→ **WHAT THE EXERCISE ASKS**:
Select the lines below containing the word "Kinetics".

+++ DATA LISTING

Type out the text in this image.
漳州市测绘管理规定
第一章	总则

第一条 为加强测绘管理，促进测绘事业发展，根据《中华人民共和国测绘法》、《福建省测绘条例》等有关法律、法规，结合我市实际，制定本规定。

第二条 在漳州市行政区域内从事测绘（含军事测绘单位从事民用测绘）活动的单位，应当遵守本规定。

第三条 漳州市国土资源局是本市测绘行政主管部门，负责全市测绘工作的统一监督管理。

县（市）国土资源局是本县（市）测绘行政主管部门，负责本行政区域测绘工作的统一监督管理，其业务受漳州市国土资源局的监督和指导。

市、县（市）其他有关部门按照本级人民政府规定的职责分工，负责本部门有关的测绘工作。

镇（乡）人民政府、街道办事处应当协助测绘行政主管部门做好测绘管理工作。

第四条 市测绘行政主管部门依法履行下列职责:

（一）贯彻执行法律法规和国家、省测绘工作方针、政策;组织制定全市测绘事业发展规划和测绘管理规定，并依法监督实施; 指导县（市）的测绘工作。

++++++
+++ DATA LISTING

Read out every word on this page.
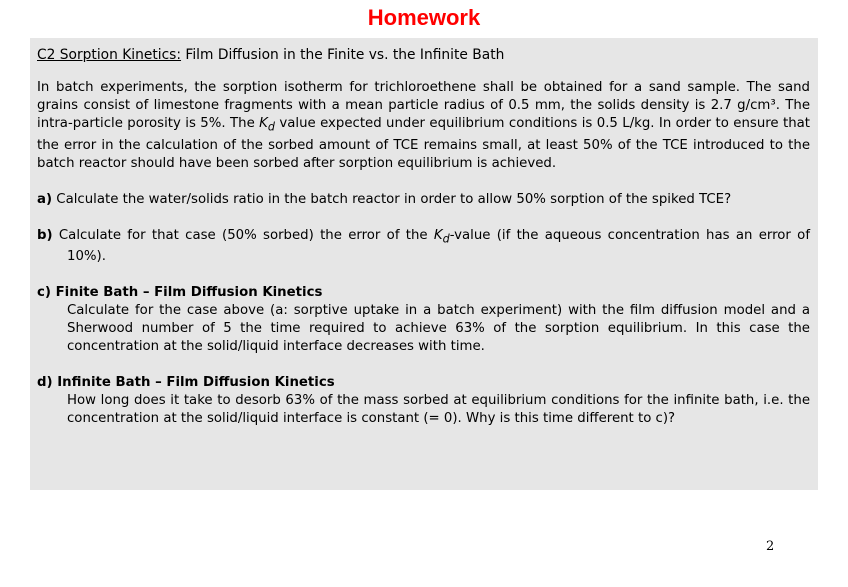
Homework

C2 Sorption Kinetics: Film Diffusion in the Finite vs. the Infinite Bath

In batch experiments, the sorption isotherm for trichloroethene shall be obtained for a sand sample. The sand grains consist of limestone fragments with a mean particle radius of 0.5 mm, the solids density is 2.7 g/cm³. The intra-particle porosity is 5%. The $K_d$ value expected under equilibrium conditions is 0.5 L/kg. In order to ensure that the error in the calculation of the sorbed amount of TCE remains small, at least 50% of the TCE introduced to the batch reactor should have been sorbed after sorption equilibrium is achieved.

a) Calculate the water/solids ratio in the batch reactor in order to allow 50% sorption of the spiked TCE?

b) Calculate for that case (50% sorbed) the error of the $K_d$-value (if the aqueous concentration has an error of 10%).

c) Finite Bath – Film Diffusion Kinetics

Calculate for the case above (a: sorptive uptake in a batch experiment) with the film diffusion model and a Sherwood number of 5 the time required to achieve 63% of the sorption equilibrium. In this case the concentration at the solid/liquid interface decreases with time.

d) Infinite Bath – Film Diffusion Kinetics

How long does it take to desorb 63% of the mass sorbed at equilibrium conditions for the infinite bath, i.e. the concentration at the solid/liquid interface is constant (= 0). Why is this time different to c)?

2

++++++
+++ DATA LISTING

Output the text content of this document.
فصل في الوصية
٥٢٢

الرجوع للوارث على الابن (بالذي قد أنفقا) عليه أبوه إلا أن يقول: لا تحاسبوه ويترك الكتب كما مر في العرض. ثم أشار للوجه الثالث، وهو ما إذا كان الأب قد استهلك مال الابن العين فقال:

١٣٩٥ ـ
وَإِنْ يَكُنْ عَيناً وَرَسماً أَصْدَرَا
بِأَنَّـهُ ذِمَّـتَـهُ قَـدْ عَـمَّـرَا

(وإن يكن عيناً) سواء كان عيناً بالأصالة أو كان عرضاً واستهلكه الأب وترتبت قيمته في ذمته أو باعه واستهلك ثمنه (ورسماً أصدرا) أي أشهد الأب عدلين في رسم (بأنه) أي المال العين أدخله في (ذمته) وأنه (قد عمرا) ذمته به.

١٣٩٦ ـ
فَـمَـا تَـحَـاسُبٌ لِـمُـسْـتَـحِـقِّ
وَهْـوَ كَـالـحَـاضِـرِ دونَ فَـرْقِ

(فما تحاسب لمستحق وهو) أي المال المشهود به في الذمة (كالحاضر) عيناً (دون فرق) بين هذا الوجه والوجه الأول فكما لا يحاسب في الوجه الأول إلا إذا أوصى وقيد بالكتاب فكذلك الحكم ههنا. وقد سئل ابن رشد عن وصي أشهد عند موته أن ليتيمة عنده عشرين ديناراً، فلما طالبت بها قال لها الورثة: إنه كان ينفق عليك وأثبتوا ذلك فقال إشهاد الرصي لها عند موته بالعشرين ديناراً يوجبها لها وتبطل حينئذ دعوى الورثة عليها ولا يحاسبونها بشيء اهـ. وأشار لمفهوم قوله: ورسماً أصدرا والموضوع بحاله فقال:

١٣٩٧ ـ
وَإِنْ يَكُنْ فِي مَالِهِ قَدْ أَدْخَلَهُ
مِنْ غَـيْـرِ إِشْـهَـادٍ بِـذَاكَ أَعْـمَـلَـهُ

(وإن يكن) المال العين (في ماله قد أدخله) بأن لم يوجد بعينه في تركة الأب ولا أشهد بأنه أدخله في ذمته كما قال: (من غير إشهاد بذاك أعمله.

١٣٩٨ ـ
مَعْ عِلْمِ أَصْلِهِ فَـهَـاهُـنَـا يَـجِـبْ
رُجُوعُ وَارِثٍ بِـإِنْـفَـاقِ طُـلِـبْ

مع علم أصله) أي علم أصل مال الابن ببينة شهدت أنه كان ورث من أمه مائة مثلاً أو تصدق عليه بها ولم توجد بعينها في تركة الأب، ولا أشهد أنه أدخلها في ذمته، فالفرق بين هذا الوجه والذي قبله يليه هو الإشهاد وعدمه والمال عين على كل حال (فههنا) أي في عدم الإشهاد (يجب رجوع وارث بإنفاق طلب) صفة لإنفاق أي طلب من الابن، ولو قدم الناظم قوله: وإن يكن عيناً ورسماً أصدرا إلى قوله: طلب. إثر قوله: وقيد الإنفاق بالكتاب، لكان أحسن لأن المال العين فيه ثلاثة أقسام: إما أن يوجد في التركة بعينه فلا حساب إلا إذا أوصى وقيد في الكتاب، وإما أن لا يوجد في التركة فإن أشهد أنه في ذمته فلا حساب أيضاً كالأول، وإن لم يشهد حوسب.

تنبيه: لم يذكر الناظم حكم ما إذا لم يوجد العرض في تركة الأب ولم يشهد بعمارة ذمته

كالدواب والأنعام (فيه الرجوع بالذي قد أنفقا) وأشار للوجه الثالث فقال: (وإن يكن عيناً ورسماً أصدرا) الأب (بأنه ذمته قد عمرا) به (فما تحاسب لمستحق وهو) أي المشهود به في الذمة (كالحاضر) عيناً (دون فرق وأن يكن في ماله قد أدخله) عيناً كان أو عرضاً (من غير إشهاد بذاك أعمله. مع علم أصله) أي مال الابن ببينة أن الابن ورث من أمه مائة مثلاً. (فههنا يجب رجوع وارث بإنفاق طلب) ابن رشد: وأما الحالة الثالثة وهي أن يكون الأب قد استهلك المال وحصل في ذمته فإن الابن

++++++

→ **ANSWER TO THE EXERCISE**:
C2 Sorption Kinetics: Film Diffusion in the Finite vs. the Infinite Bath
c) Finite Bath – Film Diffusion Kinetics
d) Infinite Bath – Film Diffusion Kinetics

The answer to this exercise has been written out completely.